What to work on: Set the listing down again in full, word for word, with the pictures left out.

The input:
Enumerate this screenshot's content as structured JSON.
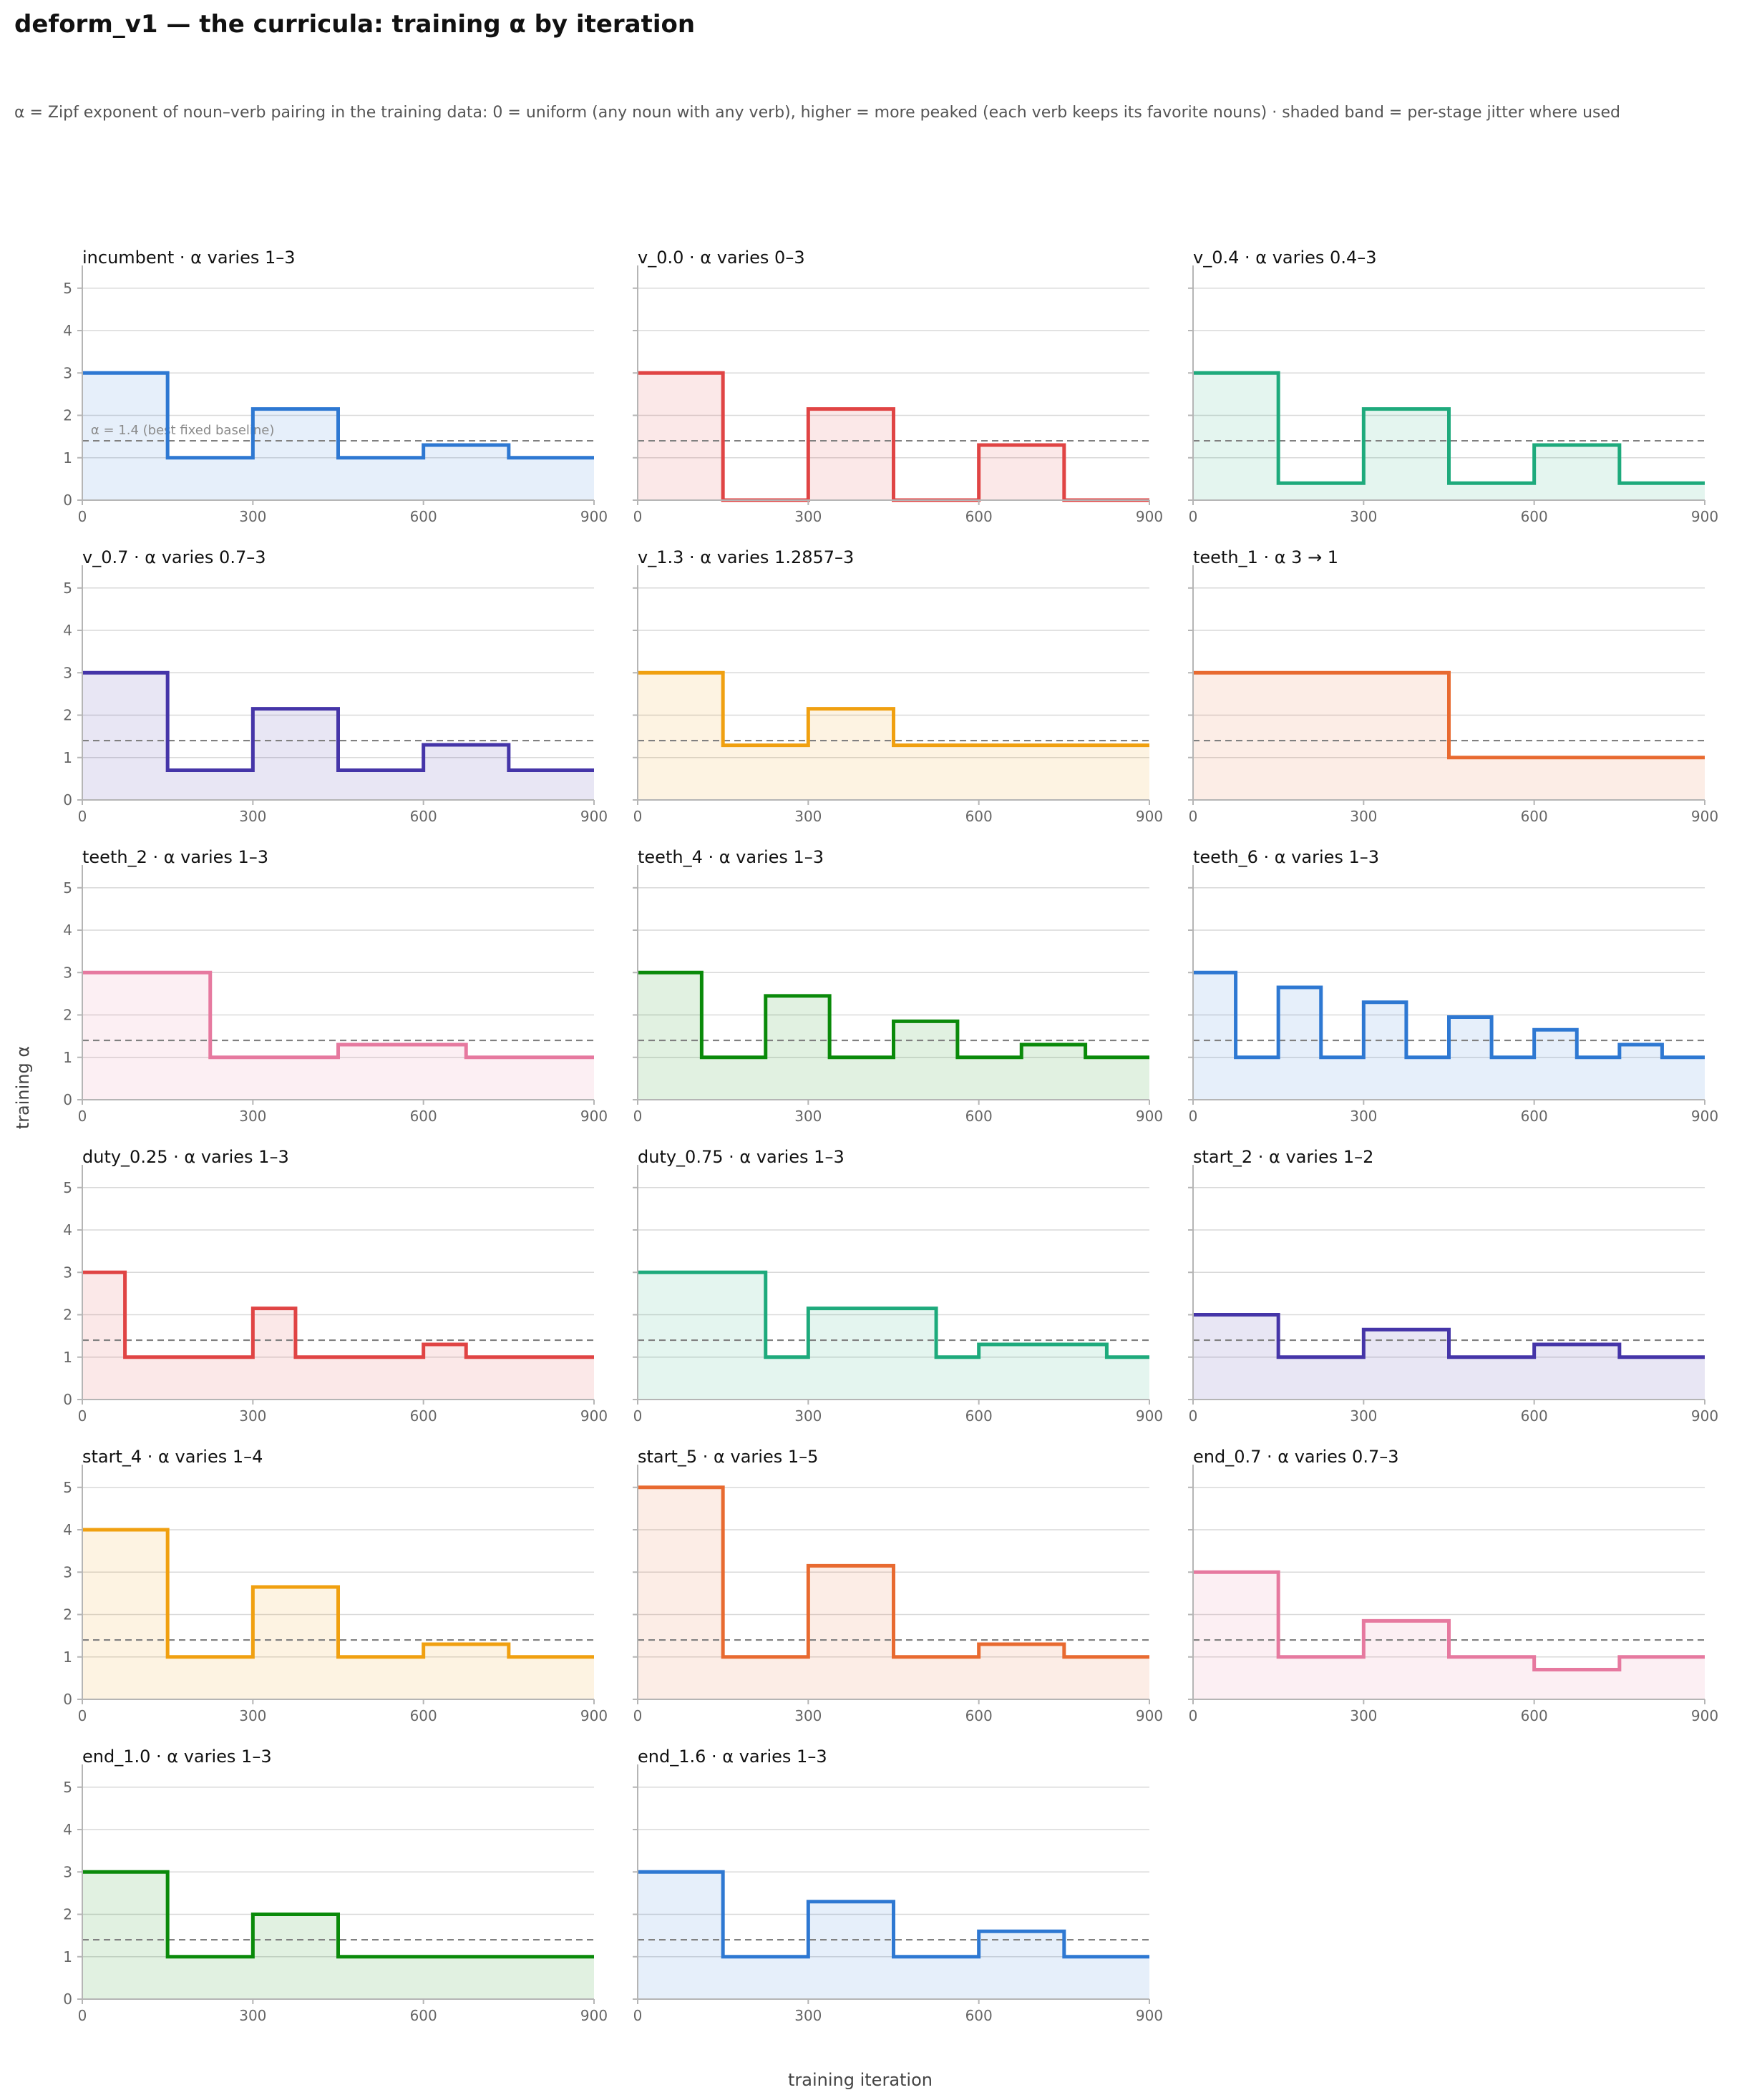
{
  "title": "deform_v1 — the curricula: training α by iteration",
  "subtitle": "α = Zipf exponent of noun–verb pairing in the training data: 0 = uniform (any noun with any verb), higher = more peaked (each verb keeps its favorite nouns) · shaded band = per-stage jitter where used",
  "xlabel": "training iteration",
  "ylabel": "training α",
  "baseline_label": "α = 1.4 (best fixed baseline)",
  "chart_data": {
    "type": "line",
    "step": true,
    "xlim": [
      0,
      900
    ],
    "ylim": [
      0,
      5.3
    ],
    "xticks": [
      0,
      300,
      600,
      900
    ],
    "yticks": [
      0,
      1,
      2,
      3,
      4,
      5
    ],
    "grid": "horizontal",
    "baseline": 1.4,
    "panels": [
      {
        "name": "incumbent",
        "subtitle": "α varies 1–3",
        "color": "#2e78d2",
        "x": [
          0,
          150,
          300,
          450,
          600,
          750,
          900
        ],
        "y": [
          3,
          1,
          2.15,
          1,
          1.3,
          1,
          1
        ],
        "show_baseline_label": true
      },
      {
        "name": "v_0.0",
        "subtitle": "α varies 0–3",
        "color": "#e04444",
        "x": [
          0,
          150,
          300,
          450,
          600,
          750,
          900
        ],
        "y": [
          3,
          0,
          2.15,
          0,
          1.3,
          0,
          0
        ]
      },
      {
        "name": "v_0.4",
        "subtitle": "α varies 0.4–3",
        "color": "#1eaa7c",
        "x": [
          0,
          150,
          300,
          450,
          600,
          750,
          900
        ],
        "y": [
          3,
          0.4,
          2.15,
          0.4,
          1.3,
          0.4,
          0.4
        ]
      },
      {
        "name": "v_0.7",
        "subtitle": "α varies 0.7–3",
        "color": "#4535a8",
        "x": [
          0,
          150,
          300,
          450,
          600,
          750,
          900
        ],
        "y": [
          3,
          0.7,
          2.15,
          0.7,
          1.3,
          0.7,
          0.7
        ]
      },
      {
        "name": "v_1.3",
        "subtitle": "α varies 1.2857–3",
        "color": "#f0a010",
        "x": [
          0,
          150,
          300,
          450,
          600,
          750,
          900
        ],
        "y": [
          3,
          1.29,
          2.15,
          1.29,
          1.29,
          1.29,
          1.29
        ]
      },
      {
        "name": "teeth_1",
        "subtitle": "α 3 → 1",
        "color": "#e86a30",
        "x": [
          0,
          450,
          900
        ],
        "y": [
          3,
          1,
          1
        ]
      },
      {
        "name": "teeth_2",
        "subtitle": "α varies 1–3",
        "color": "#e6799f",
        "x": [
          0,
          225,
          450,
          675,
          900
        ],
        "y": [
          3,
          1,
          1.3,
          1,
          1
        ]
      },
      {
        "name": "teeth_4",
        "subtitle": "α varies 1–3",
        "color": "#0a8a0a",
        "x": [
          0,
          112.5,
          225,
          337.5,
          450,
          562.5,
          675,
          787.5,
          900
        ],
        "y": [
          3,
          1,
          2.45,
          1,
          1.85,
          1,
          1.3,
          1,
          1
        ]
      },
      {
        "name": "teeth_6",
        "subtitle": "α varies 1–3",
        "color": "#2e78d2",
        "x": [
          0,
          75,
          150,
          225,
          300,
          375,
          450,
          525,
          600,
          675,
          750,
          825,
          900
        ],
        "y": [
          3,
          1,
          2.65,
          1,
          2.3,
          1,
          1.95,
          1,
          1.65,
          1,
          1.3,
          1,
          1
        ]
      },
      {
        "name": "duty_0.25",
        "subtitle": "α varies 1–3",
        "color": "#e04444",
        "x": [
          0,
          75,
          300,
          375,
          600,
          675,
          900
        ],
        "y": [
          3,
          1,
          2.15,
          1,
          1.3,
          1,
          1
        ]
      },
      {
        "name": "duty_0.75",
        "subtitle": "α varies 1–3",
        "color": "#1eaa7c",
        "x": [
          0,
          225,
          300,
          525,
          600,
          825,
          900
        ],
        "y": [
          3,
          1,
          2.15,
          1,
          1.3,
          1,
          1
        ]
      },
      {
        "name": "start_2",
        "subtitle": "α varies 1–2",
        "color": "#4535a8",
        "x": [
          0,
          150,
          300,
          450,
          600,
          750,
          900
        ],
        "y": [
          2,
          1,
          1.65,
          1,
          1.3,
          1,
          1
        ]
      },
      {
        "name": "start_4",
        "subtitle": "α varies 1–4",
        "color": "#f0a010",
        "x": [
          0,
          150,
          300,
          450,
          600,
          750,
          900
        ],
        "y": [
          4,
          1,
          2.65,
          1,
          1.3,
          1,
          1
        ]
      },
      {
        "name": "start_5",
        "subtitle": "α varies 1–5",
        "color": "#e86a30",
        "x": [
          0,
          150,
          300,
          450,
          600,
          750,
          900
        ],
        "y": [
          5,
          1,
          3.15,
          1,
          1.3,
          1,
          1
        ]
      },
      {
        "name": "end_0.7",
        "subtitle": "α varies 0.7–3",
        "color": "#e6799f",
        "x": [
          0,
          150,
          300,
          450,
          600,
          750,
          900
        ],
        "y": [
          3,
          1,
          1.85,
          1,
          0.7,
          1,
          1
        ]
      },
      {
        "name": "end_1.0",
        "subtitle": "α varies 1–3",
        "color": "#0a8a0a",
        "x": [
          0,
          150,
          300,
          450,
          600,
          750,
          900
        ],
        "y": [
          3,
          1,
          2,
          1,
          1,
          1,
          1
        ]
      },
      {
        "name": "end_1.6",
        "subtitle": "α varies 1–3",
        "color": "#2e78d2",
        "x": [
          0,
          150,
          300,
          450,
          600,
          750,
          900
        ],
        "y": [
          3,
          1,
          2.3,
          1,
          1.6,
          1,
          1
        ]
      }
    ]
  }
}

The result:
Enumerate this screenshot's content as structured JSON.
{
  "title": "deform_v1 — the curricula: training α by iteration",
  "subtitle": "α = Zipf exponent of noun–verb pairing in the training data: 0 = uniform (any noun with any verb), higher = more peaked (each verb keeps its favorite nouns) · shaded band = per-stage jitter where used",
  "xlabel": "training iteration",
  "ylabel": "training α",
  "baseline_label": "α = 1.4 (best fixed baseline)",
  "chart_data": {
    "type": "line",
    "step": true,
    "xlim": [
      0,
      900
    ],
    "ylim": [
      0,
      5.3
    ],
    "xticks": [
      0,
      300,
      600,
      900
    ],
    "yticks": [
      0,
      1,
      2,
      3,
      4,
      5
    ],
    "grid": "horizontal",
    "baseline": 1.4,
    "panels": [
      {
        "name": "incumbent",
        "subtitle": "α varies 1–3",
        "color": "#2e78d2",
        "x": [
          0,
          150,
          300,
          450,
          600,
          750,
          900
        ],
        "y": [
          3,
          1,
          2.15,
          1,
          1.3,
          1,
          1
        ],
        "show_baseline_label": true
      },
      {
        "name": "v_0.0",
        "subtitle": "α varies 0–3",
        "color": "#e04444",
        "x": [
          0,
          150,
          300,
          450,
          600,
          750,
          900
        ],
        "y": [
          3,
          0,
          2.15,
          0,
          1.3,
          0,
          0
        ]
      },
      {
        "name": "v_0.4",
        "subtitle": "α varies 0.4–3",
        "color": "#1eaa7c",
        "x": [
          0,
          150,
          300,
          450,
          600,
          750,
          900
        ],
        "y": [
          3,
          0.4,
          2.15,
          0.4,
          1.3,
          0.4,
          0.4
        ]
      },
      {
        "name": "v_0.7",
        "subtitle": "α varies 0.7–3",
        "color": "#4535a8",
        "x": [
          0,
          150,
          300,
          450,
          600,
          750,
          900
        ],
        "y": [
          3,
          0.7,
          2.15,
          0.7,
          1.3,
          0.7,
          0.7
        ]
      },
      {
        "name": "v_1.3",
        "subtitle": "α varies 1.2857–3",
        "color": "#f0a010",
        "x": [
          0,
          150,
          300,
          450,
          600,
          750,
          900
        ],
        "y": [
          3,
          1.29,
          2.15,
          1.29,
          1.29,
          1.29,
          1.29
        ]
      },
      {
        "name": "teeth_1",
        "subtitle": "α 3 → 1",
        "color": "#e86a30",
        "x": [
          0,
          450,
          900
        ],
        "y": [
          3,
          1,
          1
        ]
      },
      {
        "name": "teeth_2",
        "subtitle": "α varies 1–3",
        "color": "#e6799f",
        "x": [
          0,
          225,
          450,
          675,
          900
        ],
        "y": [
          3,
          1,
          1.3,
          1,
          1
        ]
      },
      {
        "name": "teeth_4",
        "subtitle": "α varies 1–3",
        "color": "#0a8a0a",
        "x": [
          0,
          112.5,
          225,
          337.5,
          450,
          562.5,
          675,
          787.5,
          900
        ],
        "y": [
          3,
          1,
          2.45,
          1,
          1.85,
          1,
          1.3,
          1,
          1
        ]
      },
      {
        "name": "teeth_6",
        "subtitle": "α varies 1–3",
        "color": "#2e78d2",
        "x": [
          0,
          75,
          150,
          225,
          300,
          375,
          450,
          525,
          600,
          675,
          750,
          825,
          900
        ],
        "y": [
          3,
          1,
          2.65,
          1,
          2.3,
          1,
          1.95,
          1,
          1.65,
          1,
          1.3,
          1,
          1
        ]
      },
      {
        "name": "duty_0.25",
        "subtitle": "α varies 1–3",
        "color": "#e04444",
        "x": [
          0,
          75,
          300,
          375,
          600,
          675,
          900
        ],
        "y": [
          3,
          1,
          2.15,
          1,
          1.3,
          1,
          1
        ]
      },
      {
        "name": "duty_0.75",
        "subtitle": "α varies 1–3",
        "color": "#1eaa7c",
        "x": [
          0,
          225,
          300,
          525,
          600,
          825,
          900
        ],
        "y": [
          3,
          1,
          2.15,
          1,
          1.3,
          1,
          1
        ]
      },
      {
        "name": "start_2",
        "subtitle": "α varies 1–2",
        "color": "#4535a8",
        "x": [
          0,
          150,
          300,
          450,
          600,
          750,
          900
        ],
        "y": [
          2,
          1,
          1.65,
          1,
          1.3,
          1,
          1
        ]
      },
      {
        "name": "start_4",
        "subtitle": "α varies 1–4",
        "color": "#f0a010",
        "x": [
          0,
          150,
          300,
          450,
          600,
          750,
          900
        ],
        "y": [
          4,
          1,
          2.65,
          1,
          1.3,
          1,
          1
        ]
      },
      {
        "name": "start_5",
        "subtitle": "α varies 1–5",
        "color": "#e86a30",
        "x": [
          0,
          150,
          300,
          450,
          600,
          750,
          900
        ],
        "y": [
          5,
          1,
          3.15,
          1,
          1.3,
          1,
          1
        ]
      },
      {
        "name": "end_0.7",
        "subtitle": "α varies 0.7–3",
        "color": "#e6799f",
        "x": [
          0,
          150,
          300,
          450,
          600,
          750,
          900
        ],
        "y": [
          3,
          1,
          1.85,
          1,
          0.7,
          1,
          1
        ]
      },
      {
        "name": "end_1.0",
        "subtitle": "α varies 1–3",
        "color": "#0a8a0a",
        "x": [
          0,
          150,
          300,
          450,
          600,
          750,
          900
        ],
        "y": [
          3,
          1,
          2,
          1,
          1,
          1,
          1
        ]
      },
      {
        "name": "end_1.6",
        "subtitle": "α varies 1–3",
        "color": "#2e78d2",
        "x": [
          0,
          150,
          300,
          450,
          600,
          750,
          900
        ],
        "y": [
          3,
          1,
          2.3,
          1,
          1.6,
          1,
          1
        ]
      }
    ]
  }
}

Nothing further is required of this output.